## Directive
Select every line below containing the word "финансовый".

## Exercise material

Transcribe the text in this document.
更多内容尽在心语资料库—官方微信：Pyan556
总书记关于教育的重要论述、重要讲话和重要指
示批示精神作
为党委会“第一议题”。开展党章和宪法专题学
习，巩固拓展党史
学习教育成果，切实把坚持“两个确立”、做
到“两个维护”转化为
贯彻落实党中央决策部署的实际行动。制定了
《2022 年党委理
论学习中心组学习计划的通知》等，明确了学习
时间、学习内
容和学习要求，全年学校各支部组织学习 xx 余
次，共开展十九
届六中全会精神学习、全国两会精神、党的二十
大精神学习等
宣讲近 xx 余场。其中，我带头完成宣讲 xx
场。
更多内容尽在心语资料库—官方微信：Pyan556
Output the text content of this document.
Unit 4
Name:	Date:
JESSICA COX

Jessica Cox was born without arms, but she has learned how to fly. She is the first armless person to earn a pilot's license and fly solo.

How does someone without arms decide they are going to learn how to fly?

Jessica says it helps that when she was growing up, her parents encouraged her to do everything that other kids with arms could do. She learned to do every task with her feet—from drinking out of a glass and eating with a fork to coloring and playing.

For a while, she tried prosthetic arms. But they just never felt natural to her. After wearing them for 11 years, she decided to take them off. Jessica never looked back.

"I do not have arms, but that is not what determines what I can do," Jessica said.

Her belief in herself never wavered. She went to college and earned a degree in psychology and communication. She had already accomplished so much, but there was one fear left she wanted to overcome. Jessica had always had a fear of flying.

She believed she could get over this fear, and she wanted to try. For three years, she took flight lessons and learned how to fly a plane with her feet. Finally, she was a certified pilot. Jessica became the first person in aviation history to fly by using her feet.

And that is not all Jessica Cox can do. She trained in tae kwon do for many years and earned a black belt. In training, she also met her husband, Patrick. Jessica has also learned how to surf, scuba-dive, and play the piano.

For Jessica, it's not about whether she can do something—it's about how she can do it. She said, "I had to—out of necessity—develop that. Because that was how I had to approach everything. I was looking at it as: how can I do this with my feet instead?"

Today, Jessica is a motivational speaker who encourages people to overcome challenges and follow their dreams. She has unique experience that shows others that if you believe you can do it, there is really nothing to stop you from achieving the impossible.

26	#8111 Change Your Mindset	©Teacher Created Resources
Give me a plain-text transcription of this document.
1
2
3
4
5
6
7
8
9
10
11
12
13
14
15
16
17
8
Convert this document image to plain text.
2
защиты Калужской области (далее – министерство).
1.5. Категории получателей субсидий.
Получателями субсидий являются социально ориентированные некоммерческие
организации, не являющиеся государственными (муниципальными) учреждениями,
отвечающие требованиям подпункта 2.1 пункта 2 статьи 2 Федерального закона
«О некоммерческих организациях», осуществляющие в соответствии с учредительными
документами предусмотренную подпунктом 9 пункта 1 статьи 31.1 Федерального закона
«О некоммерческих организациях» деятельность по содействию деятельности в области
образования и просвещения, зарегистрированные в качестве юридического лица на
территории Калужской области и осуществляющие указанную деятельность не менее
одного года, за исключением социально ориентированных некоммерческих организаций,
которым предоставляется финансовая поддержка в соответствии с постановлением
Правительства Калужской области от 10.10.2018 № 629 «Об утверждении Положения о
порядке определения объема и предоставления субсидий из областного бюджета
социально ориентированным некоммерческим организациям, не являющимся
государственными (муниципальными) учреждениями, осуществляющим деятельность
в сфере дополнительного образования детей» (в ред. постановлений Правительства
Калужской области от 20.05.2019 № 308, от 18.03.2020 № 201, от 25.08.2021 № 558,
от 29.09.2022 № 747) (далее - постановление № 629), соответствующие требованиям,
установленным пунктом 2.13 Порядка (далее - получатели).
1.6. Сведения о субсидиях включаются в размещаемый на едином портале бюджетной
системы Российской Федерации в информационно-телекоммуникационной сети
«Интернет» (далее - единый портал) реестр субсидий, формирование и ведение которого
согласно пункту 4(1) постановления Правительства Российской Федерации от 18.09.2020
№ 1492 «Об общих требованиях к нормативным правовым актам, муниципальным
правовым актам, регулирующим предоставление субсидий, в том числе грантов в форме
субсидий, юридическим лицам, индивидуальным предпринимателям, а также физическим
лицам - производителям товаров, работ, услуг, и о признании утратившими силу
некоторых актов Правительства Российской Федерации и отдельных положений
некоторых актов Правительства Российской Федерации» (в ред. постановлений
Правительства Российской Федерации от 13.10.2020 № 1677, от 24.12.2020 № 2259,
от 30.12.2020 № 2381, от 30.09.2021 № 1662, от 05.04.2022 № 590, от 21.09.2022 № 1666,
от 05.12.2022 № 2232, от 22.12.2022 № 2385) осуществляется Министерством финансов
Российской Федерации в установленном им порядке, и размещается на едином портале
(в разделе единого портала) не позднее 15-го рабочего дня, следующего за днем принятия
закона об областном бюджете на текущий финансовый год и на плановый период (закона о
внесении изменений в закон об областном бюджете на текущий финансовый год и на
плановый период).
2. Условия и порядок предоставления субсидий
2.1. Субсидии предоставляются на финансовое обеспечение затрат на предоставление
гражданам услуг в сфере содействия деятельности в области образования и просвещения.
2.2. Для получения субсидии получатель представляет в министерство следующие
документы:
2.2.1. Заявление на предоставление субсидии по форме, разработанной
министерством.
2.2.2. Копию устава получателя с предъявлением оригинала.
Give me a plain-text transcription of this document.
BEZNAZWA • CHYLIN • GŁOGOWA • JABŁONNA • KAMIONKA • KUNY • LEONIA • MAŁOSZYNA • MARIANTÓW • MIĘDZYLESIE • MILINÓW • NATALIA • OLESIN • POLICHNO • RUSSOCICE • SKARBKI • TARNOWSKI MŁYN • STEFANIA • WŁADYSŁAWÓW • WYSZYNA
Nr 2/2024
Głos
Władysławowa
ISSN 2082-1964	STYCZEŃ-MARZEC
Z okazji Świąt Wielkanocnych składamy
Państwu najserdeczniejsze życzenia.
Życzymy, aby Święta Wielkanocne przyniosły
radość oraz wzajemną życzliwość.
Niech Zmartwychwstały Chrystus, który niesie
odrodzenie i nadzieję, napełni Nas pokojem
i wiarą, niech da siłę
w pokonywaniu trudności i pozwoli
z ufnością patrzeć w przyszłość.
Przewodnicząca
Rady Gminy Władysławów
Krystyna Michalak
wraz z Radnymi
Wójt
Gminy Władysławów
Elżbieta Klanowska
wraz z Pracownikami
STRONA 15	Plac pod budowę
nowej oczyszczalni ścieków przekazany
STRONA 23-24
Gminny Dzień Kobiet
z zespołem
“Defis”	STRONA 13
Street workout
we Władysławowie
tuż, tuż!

## Task result
закона об областном бюджете на текущий финансовый год и на плановый период (закона о
внесении изменений в закон об областном бюджете на текущий финансовый год и на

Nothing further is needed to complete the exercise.